Records from a data source

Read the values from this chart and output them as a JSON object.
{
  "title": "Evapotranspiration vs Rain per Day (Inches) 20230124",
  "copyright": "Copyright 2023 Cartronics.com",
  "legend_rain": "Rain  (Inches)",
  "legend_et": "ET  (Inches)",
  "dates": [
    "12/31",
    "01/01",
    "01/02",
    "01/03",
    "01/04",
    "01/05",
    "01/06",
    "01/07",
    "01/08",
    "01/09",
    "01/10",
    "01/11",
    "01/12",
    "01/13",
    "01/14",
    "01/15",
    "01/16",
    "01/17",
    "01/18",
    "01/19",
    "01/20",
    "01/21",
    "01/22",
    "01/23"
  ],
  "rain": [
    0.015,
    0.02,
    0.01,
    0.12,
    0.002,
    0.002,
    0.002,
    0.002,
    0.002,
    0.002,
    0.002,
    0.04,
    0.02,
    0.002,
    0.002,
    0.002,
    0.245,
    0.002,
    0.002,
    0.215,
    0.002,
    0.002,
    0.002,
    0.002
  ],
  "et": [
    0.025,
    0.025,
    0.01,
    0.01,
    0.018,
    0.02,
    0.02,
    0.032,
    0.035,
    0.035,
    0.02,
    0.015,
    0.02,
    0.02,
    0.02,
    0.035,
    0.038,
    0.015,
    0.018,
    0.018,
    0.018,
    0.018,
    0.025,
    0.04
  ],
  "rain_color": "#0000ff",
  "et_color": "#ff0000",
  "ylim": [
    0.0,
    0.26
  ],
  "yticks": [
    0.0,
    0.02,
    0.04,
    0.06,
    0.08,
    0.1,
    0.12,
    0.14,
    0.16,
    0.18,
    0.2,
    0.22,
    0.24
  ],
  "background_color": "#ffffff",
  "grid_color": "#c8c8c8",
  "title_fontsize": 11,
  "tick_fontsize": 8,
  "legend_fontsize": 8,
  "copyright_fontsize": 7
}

_What is expected_: Your answer should be one number: how many lines of the listing include the word "Inches".

_Worked solution_: 3